BEGIN

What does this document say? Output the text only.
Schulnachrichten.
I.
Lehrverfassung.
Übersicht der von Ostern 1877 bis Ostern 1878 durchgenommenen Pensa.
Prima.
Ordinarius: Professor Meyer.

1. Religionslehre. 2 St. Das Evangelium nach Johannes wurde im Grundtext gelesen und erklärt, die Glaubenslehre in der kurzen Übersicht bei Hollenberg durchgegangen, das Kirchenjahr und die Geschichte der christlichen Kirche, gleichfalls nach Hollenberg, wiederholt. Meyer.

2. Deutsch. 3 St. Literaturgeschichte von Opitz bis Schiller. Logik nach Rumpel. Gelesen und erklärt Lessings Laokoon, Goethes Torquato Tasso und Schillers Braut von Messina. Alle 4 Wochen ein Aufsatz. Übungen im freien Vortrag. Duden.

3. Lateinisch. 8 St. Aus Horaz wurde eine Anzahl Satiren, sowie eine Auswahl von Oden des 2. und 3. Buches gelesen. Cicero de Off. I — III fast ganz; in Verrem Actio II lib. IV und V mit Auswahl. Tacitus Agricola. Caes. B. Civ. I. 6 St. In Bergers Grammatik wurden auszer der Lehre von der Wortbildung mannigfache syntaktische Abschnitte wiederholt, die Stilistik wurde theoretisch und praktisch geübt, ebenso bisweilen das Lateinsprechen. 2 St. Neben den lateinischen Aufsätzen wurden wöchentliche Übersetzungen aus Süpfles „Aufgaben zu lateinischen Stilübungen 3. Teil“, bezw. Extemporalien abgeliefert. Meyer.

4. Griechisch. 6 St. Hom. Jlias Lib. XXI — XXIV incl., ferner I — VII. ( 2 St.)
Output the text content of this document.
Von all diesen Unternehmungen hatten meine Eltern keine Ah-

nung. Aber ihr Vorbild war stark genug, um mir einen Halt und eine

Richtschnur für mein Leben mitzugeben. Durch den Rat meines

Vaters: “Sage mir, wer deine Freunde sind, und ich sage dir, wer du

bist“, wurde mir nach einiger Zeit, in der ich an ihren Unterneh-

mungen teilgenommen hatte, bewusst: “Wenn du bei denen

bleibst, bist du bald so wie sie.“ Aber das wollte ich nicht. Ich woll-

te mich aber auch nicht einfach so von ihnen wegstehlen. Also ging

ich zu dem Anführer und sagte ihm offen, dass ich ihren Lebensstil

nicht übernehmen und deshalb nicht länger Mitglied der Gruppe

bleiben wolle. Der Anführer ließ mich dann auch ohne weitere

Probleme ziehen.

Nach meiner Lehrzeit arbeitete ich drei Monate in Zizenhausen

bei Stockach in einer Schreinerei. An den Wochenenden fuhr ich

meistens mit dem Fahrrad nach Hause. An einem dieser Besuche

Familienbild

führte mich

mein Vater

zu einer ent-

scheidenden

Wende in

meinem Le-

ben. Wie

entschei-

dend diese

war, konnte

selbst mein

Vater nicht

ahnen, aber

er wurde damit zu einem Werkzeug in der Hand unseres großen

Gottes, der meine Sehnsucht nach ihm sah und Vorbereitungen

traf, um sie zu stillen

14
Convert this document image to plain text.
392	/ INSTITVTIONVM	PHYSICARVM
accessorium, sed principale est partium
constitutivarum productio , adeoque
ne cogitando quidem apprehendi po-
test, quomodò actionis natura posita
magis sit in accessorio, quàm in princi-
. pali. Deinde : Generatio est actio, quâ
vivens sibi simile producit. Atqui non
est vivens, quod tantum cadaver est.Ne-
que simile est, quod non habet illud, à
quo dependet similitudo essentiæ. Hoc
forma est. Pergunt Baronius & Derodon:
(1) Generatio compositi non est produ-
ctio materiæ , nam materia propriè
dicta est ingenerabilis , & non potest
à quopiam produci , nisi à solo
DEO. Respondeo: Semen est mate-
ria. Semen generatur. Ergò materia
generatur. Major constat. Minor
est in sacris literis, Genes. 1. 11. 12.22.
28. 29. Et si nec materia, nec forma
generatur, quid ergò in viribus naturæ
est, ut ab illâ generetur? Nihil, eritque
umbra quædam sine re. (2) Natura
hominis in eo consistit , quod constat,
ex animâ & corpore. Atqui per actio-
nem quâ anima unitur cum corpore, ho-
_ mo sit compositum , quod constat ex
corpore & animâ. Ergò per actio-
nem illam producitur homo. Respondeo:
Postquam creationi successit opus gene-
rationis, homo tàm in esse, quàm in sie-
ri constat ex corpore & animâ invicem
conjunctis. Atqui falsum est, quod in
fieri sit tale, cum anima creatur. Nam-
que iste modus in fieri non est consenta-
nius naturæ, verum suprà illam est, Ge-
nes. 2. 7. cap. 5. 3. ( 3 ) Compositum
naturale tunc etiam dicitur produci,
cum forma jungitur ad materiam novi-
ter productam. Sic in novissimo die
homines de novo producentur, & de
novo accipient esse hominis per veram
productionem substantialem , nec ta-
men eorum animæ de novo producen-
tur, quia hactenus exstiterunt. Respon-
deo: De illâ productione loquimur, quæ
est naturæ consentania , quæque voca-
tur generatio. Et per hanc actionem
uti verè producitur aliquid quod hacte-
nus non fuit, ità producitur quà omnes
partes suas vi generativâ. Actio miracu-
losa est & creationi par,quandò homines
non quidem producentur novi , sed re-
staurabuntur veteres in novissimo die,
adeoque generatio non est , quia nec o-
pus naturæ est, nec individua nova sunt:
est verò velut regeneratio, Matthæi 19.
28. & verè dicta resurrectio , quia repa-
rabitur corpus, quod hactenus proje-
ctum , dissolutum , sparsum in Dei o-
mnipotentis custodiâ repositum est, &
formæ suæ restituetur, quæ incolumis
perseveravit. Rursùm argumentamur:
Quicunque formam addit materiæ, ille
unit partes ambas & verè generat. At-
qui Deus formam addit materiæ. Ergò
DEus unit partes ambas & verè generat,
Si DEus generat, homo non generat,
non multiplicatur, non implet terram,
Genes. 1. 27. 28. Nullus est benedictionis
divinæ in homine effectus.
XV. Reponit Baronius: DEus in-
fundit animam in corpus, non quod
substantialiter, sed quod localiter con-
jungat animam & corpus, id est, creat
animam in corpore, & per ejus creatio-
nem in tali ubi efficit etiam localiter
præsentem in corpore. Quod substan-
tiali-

END

■ **Instructions to follow**: Go through the listing and transcribe all of it exactly.

■ **Answer for this exercise**:
What does this document say? Output the text only.
Schulnachrichten.
I.
Lehrverfassung.
Übersicht der von Ostern 1877 bis Ostern 1878 durchgenommenen Pensa.
Prima.
Ordinarius: Professor Meyer.

1. Religionslehre. 2 St. Das Evangelium nach Johannes wurde im Grundtext gelesen und erklärt, die Glaubenslehre in der kurzen Übersicht bei Hollenberg durchgegangen, das Kirchenjahr und die Geschichte der christlichen Kirche, gleichfalls nach Hollenberg, wiederholt. Meyer.

2. Deutsch. 3 St. Literaturgeschichte von Opitz bis Schiller. Logik nach Rumpel. Gelesen und erklärt Lessings Laokoon, Goethes Torquato Tasso und Schillers Braut von Messina. Alle 4 Wochen ein Aufsatz. Übungen im freien Vortrag. Duden.

3. Lateinisch. 8 St. Aus Horaz wurde eine Anzahl Satiren, sowie eine Auswahl von Oden des 2. und 3. Buches gelesen. Cicero de Off. I — III fast ganz; in Verrem Actio II lib. IV und V mit Auswahl. Tacitus Agricola. Caes. B. Civ. I. 6 St. In Bergers Grammatik wurden auszer der Lehre von der Wortbildung mannigfache syntaktische Abschnitte wiederholt, die Stilistik wurde theoretisch und praktisch geübt, ebenso bisweilen das Lateinsprechen. 2 St. Neben den lateinischen Aufsätzen wurden wöchentliche Übersetzungen aus Süpfles „Aufgaben zu lateinischen Stilübungen 3. Teil“, bezw. Extemporalien abgeliefert. Meyer.

4. Griechisch. 6 St. Hom. Jlias Lib. XXI — XXIV incl., ferner I — VII. ( 2 St.)
Output the text content of this document.
Von all diesen Unternehmungen hatten meine Eltern keine Ah-

nung. Aber ihr Vorbild war stark genug, um mir einen Halt und eine

Richtschnur für mein Leben mitzugeben. Durch den Rat meines

Vaters: “Sage mir, wer deine Freunde sind, und ich sage dir, wer du

bist“, wurde mir nach einiger Zeit, in der ich an ihren Unterneh-

mungen teilgenommen hatte, bewusst: “Wenn du bei denen

bleibst, bist du bald so wie sie.“ Aber das wollte ich nicht. Ich woll-

te mich aber auch nicht einfach so von ihnen wegstehlen. Also ging

ich zu dem Anführer und sagte ihm offen, dass ich ihren Lebensstil

nicht übernehmen und deshalb nicht länger Mitglied der Gruppe

bleiben wolle. Der Anführer ließ mich dann auch ohne weitere

Probleme ziehen.

Nach meiner Lehrzeit arbeitete ich drei Monate in Zizenhausen

bei Stockach in einer Schreinerei. An den Wochenenden fuhr ich

meistens mit dem Fahrrad nach Hause. An einem dieser Besuche

Familienbild

führte mich

mein Vater

zu einer ent-

scheidenden

Wende in

meinem Le-

ben. Wie

entschei-

dend diese

war, konnte

selbst mein

Vater nicht

ahnen, aber

er wurde damit zu einem Werkzeug in der Hand unseres großen

Gottes, der meine Sehnsucht nach ihm sah und Vorbereitungen

traf, um sie zu stillen

14
Convert this document image to plain text.
392	/ INSTITVTIONVM	PHYSICARVM
accessorium, sed principale est partium
constitutivarum productio , adeoque
ne cogitando quidem apprehendi po-
test, quomodò actionis natura posita
magis sit in accessorio, quàm in princi-
. pali. Deinde : Generatio est actio, quâ
vivens sibi simile producit. Atqui non
est vivens, quod tantum cadaver est.Ne-
que simile est, quod non habet illud, à
quo dependet similitudo essentiæ. Hoc
forma est. Pergunt Baronius & Derodon:
(1) Generatio compositi non est produ-
ctio materiæ , nam materia propriè
dicta est ingenerabilis , & non potest
à quopiam produci , nisi à solo
DEO. Respondeo: Semen est mate-
ria. Semen generatur. Ergò materia
generatur. Major constat. Minor
est in sacris literis, Genes. 1. 11. 12.22.
28. 29. Et si nec materia, nec forma
generatur, quid ergò in viribus naturæ
est, ut ab illâ generetur? Nihil, eritque
umbra quædam sine re. (2) Natura
hominis in eo consistit , quod constat,
ex animâ & corpore. Atqui per actio-
nem quâ anima unitur cum corpore, ho-
_ mo sit compositum , quod constat ex
corpore & animâ. Ergò per actio-
nem illam producitur homo. Respondeo:
Postquam creationi successit opus gene-
rationis, homo tàm in esse, quàm in sie-
ri constat ex corpore & animâ invicem
conjunctis. Atqui falsum est, quod in
fieri sit tale, cum anima creatur. Nam-
que iste modus in fieri non est consenta-
nius naturæ, verum suprà illam est, Ge-
nes. 2. 7. cap. 5. 3. ( 3 ) Compositum
naturale tunc etiam dicitur produci,
cum forma jungitur ad materiam novi-
ter productam. Sic in novissimo die
homines de novo producentur, & de
novo accipient esse hominis per veram
productionem substantialem , nec ta-
men eorum animæ de novo producen-
tur, quia hactenus exstiterunt. Respon-
deo: De illâ productione loquimur, quæ
est naturæ consentania , quæque voca-
tur generatio. Et per hanc actionem
uti verè producitur aliquid quod hacte-
nus non fuit, ità producitur quà omnes
partes suas vi generativâ. Actio miracu-
losa est & creationi par,quandò homines
non quidem producentur novi , sed re-
staurabuntur veteres in novissimo die,
adeoque generatio non est , quia nec o-
pus naturæ est, nec individua nova sunt:
est verò velut regeneratio, Matthæi 19.
28. & verè dicta resurrectio , quia repa-
rabitur corpus, quod hactenus proje-
ctum , dissolutum , sparsum in Dei o-
mnipotentis custodiâ repositum est, &
formæ suæ restituetur, quæ incolumis
perseveravit. Rursùm argumentamur:
Quicunque formam addit materiæ, ille
unit partes ambas & verè generat. At-
qui Deus formam addit materiæ. Ergò
DEus unit partes ambas & verè generat,
Si DEus generat, homo non generat,
non multiplicatur, non implet terram,
Genes. 1. 27. 28. Nullus est benedictionis
divinæ in homine effectus.
XV. Reponit Baronius: DEus in-
fundit animam in corpus, non quod
substantialiter, sed quod localiter con-
jungat animam & corpus, id est, creat
animam in corpore, & per ejus creatio-
nem in tali ubi efficit etiam localiter
præsentem in corpore. Quod substan-
tiali-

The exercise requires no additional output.